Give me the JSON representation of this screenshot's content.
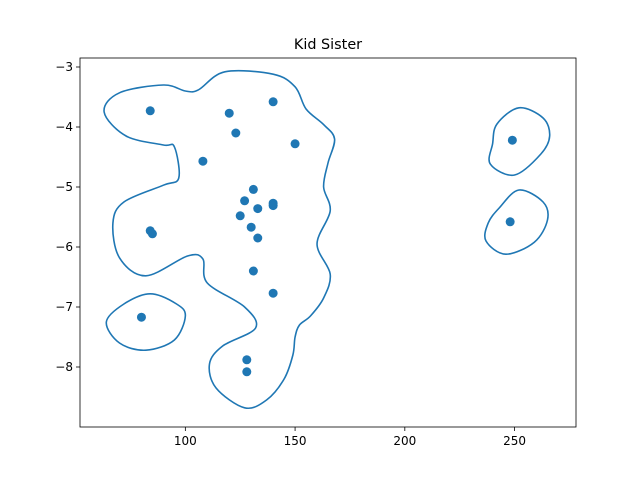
{
  "chart_data": {
    "type": "scatter",
    "title": "Kid Sister",
    "xlabel": "",
    "ylabel": "",
    "xlim": [
      52,
      278
    ],
    "ylim": [
      -9.0,
      -2.85
    ],
    "xticks": [
      100,
      150,
      200,
      250
    ],
    "yticks": [
      -8,
      -7,
      -6,
      -5,
      -4,
      -3
    ],
    "xtick_labels": [
      "100",
      "150",
      "200",
      "250"
    ],
    "ytick_labels": [
      "−8",
      "−7",
      "−6",
      "−5",
      "−4",
      "−3"
    ],
    "grid": false,
    "color": "#1f77b4",
    "points": [
      {
        "x": 84,
        "y": -3.73
      },
      {
        "x": 120,
        "y": -3.77
      },
      {
        "x": 140,
        "y": -3.58
      },
      {
        "x": 123,
        "y": -4.1
      },
      {
        "x": 150,
        "y": -4.28
      },
      {
        "x": 108,
        "y": -4.57
      },
      {
        "x": 131,
        "y": -5.04
      },
      {
        "x": 127,
        "y": -5.23
      },
      {
        "x": 140,
        "y": -5.27
      },
      {
        "x": 140,
        "y": -5.31
      },
      {
        "x": 133,
        "y": -5.36
      },
      {
        "x": 125,
        "y": -5.48
      },
      {
        "x": 130,
        "y": -5.67
      },
      {
        "x": 84,
        "y": -5.73
      },
      {
        "x": 85,
        "y": -5.78
      },
      {
        "x": 133,
        "y": -5.85
      },
      {
        "x": 131,
        "y": -6.4
      },
      {
        "x": 140,
        "y": -6.77
      },
      {
        "x": 80,
        "y": -7.17
      },
      {
        "x": 128,
        "y": -7.88
      },
      {
        "x": 128,
        "y": -8.08
      },
      {
        "x": 249,
        "y": -4.22
      },
      {
        "x": 248,
        "y": -5.58
      }
    ],
    "contours": [
      [
        [
          106,
          -3.38
        ],
        [
          118,
          -3.08
        ],
        [
          140,
          -3.12
        ],
        [
          150,
          -3.33
        ],
        [
          155,
          -3.7
        ],
        [
          163,
          -3.96
        ],
        [
          168,
          -4.2
        ],
        [
          165,
          -4.6
        ],
        [
          163,
          -5.0
        ],
        [
          166,
          -5.4
        ],
        [
          160,
          -5.95
        ],
        [
          166,
          -6.45
        ],
        [
          163,
          -6.85
        ],
        [
          157,
          -7.15
        ],
        [
          152,
          -7.3
        ],
        [
          150,
          -7.5
        ],
        [
          149,
          -7.8
        ],
        [
          145,
          -8.2
        ],
        [
          137,
          -8.55
        ],
        [
          127,
          -8.68
        ],
        [
          114,
          -8.35
        ],
        [
          111,
          -7.95
        ],
        [
          117,
          -7.65
        ],
        [
          132,
          -7.35
        ],
        [
          127,
          -7.0
        ],
        [
          110,
          -6.6
        ],
        [
          108,
          -6.2
        ],
        [
          101,
          -6.15
        ],
        [
          82,
          -6.48
        ],
        [
          70,
          -6.18
        ],
        [
          67,
          -5.6
        ],
        [
          72,
          -5.25
        ],
        [
          90,
          -4.97
        ],
        [
          97,
          -4.85
        ],
        [
          95,
          -4.33
        ],
        [
          90,
          -4.3
        ],
        [
          73,
          -4.15
        ],
        [
          63,
          -3.75
        ],
        [
          70,
          -3.43
        ],
        [
          90,
          -3.3
        ],
        [
          100,
          -3.4
        ]
      ],
      [
        [
          64,
          -7.25
        ],
        [
          72,
          -6.95
        ],
        [
          84,
          -6.78
        ],
        [
          96,
          -6.95
        ],
        [
          100,
          -7.15
        ],
        [
          95,
          -7.55
        ],
        [
          82,
          -7.72
        ],
        [
          70,
          -7.6
        ]
      ],
      [
        [
          242,
          -3.95
        ],
        [
          252,
          -3.68
        ],
        [
          263,
          -3.85
        ],
        [
          266,
          -4.15
        ],
        [
          262,
          -4.45
        ],
        [
          250,
          -4.8
        ],
        [
          239,
          -4.62
        ],
        [
          240,
          -4.28
        ]
      ],
      [
        [
          243,
          -5.35
        ],
        [
          252,
          -5.05
        ],
        [
          263,
          -5.25
        ],
        [
          265,
          -5.55
        ],
        [
          259,
          -5.92
        ],
        [
          246,
          -6.12
        ],
        [
          237,
          -5.9
        ],
        [
          238,
          -5.6
        ]
      ]
    ]
  }
}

-.-.-

Pictures don't belong in the copy. Restate all the entries exactly.

Give me the JSON representation of this screenshot's content.
{
  "chart_data": {
    "type": "scatter",
    "title": "Kid Sister",
    "xlabel": "",
    "ylabel": "",
    "xlim": [
      52,
      278
    ],
    "ylim": [
      -9.0,
      -2.85
    ],
    "xticks": [
      100,
      150,
      200,
      250
    ],
    "yticks": [
      -8,
      -7,
      -6,
      -5,
      -4,
      -3
    ],
    "xtick_labels": [
      "100",
      "150",
      "200",
      "250"
    ],
    "ytick_labels": [
      "−8",
      "−7",
      "−6",
      "−5",
      "−4",
      "−3"
    ],
    "grid": false,
    "color": "#1f77b4",
    "points": [
      {
        "x": 84,
        "y": -3.73
      },
      {
        "x": 120,
        "y": -3.77
      },
      {
        "x": 140,
        "y": -3.58
      },
      {
        "x": 123,
        "y": -4.1
      },
      {
        "x": 150,
        "y": -4.28
      },
      {
        "x": 108,
        "y": -4.57
      },
      {
        "x": 131,
        "y": -5.04
      },
      {
        "x": 127,
        "y": -5.23
      },
      {
        "x": 140,
        "y": -5.27
      },
      {
        "x": 140,
        "y": -5.31
      },
      {
        "x": 133,
        "y": -5.36
      },
      {
        "x": 125,
        "y": -5.48
      },
      {
        "x": 130,
        "y": -5.67
      },
      {
        "x": 84,
        "y": -5.73
      },
      {
        "x": 85,
        "y": -5.78
      },
      {
        "x": 133,
        "y": -5.85
      },
      {
        "x": 131,
        "y": -6.4
      },
      {
        "x": 140,
        "y": -6.77
      },
      {
        "x": 80,
        "y": -7.17
      },
      {
        "x": 128,
        "y": -7.88
      },
      {
        "x": 128,
        "y": -8.08
      },
      {
        "x": 249,
        "y": -4.22
      },
      {
        "x": 248,
        "y": -5.58
      }
    ],
    "contours": [
      [
        [
          106,
          -3.38
        ],
        [
          118,
          -3.08
        ],
        [
          140,
          -3.12
        ],
        [
          150,
          -3.33
        ],
        [
          155,
          -3.7
        ],
        [
          163,
          -3.96
        ],
        [
          168,
          -4.2
        ],
        [
          165,
          -4.6
        ],
        [
          163,
          -5.0
        ],
        [
          166,
          -5.4
        ],
        [
          160,
          -5.95
        ],
        [
          166,
          -6.45
        ],
        [
          163,
          -6.85
        ],
        [
          157,
          -7.15
        ],
        [
          152,
          -7.3
        ],
        [
          150,
          -7.5
        ],
        [
          149,
          -7.8
        ],
        [
          145,
          -8.2
        ],
        [
          137,
          -8.55
        ],
        [
          127,
          -8.68
        ],
        [
          114,
          -8.35
        ],
        [
          111,
          -7.95
        ],
        [
          117,
          -7.65
        ],
        [
          132,
          -7.35
        ],
        [
          127,
          -7.0
        ],
        [
          110,
          -6.6
        ],
        [
          108,
          -6.2
        ],
        [
          101,
          -6.15
        ],
        [
          82,
          -6.48
        ],
        [
          70,
          -6.18
        ],
        [
          67,
          -5.6
        ],
        [
          72,
          -5.25
        ],
        [
          90,
          -4.97
        ],
        [
          97,
          -4.85
        ],
        [
          95,
          -4.33
        ],
        [
          90,
          -4.3
        ],
        [
          73,
          -4.15
        ],
        [
          63,
          -3.75
        ],
        [
          70,
          -3.43
        ],
        [
          90,
          -3.3
        ],
        [
          100,
          -3.4
        ]
      ],
      [
        [
          64,
          -7.25
        ],
        [
          72,
          -6.95
        ],
        [
          84,
          -6.78
        ],
        [
          96,
          -6.95
        ],
        [
          100,
          -7.15
        ],
        [
          95,
          -7.55
        ],
        [
          82,
          -7.72
        ],
        [
          70,
          -7.6
        ]
      ],
      [
        [
          242,
          -3.95
        ],
        [
          252,
          -3.68
        ],
        [
          263,
          -3.85
        ],
        [
          266,
          -4.15
        ],
        [
          262,
          -4.45
        ],
        [
          250,
          -4.8
        ],
        [
          239,
          -4.62
        ],
        [
          240,
          -4.28
        ]
      ],
      [
        [
          243,
          -5.35
        ],
        [
          252,
          -5.05
        ],
        [
          263,
          -5.25
        ],
        [
          265,
          -5.55
        ],
        [
          259,
          -5.92
        ],
        [
          246,
          -6.12
        ],
        [
          237,
          -5.9
        ],
        [
          238,
          -5.6
        ]
      ]
    ]
  }
}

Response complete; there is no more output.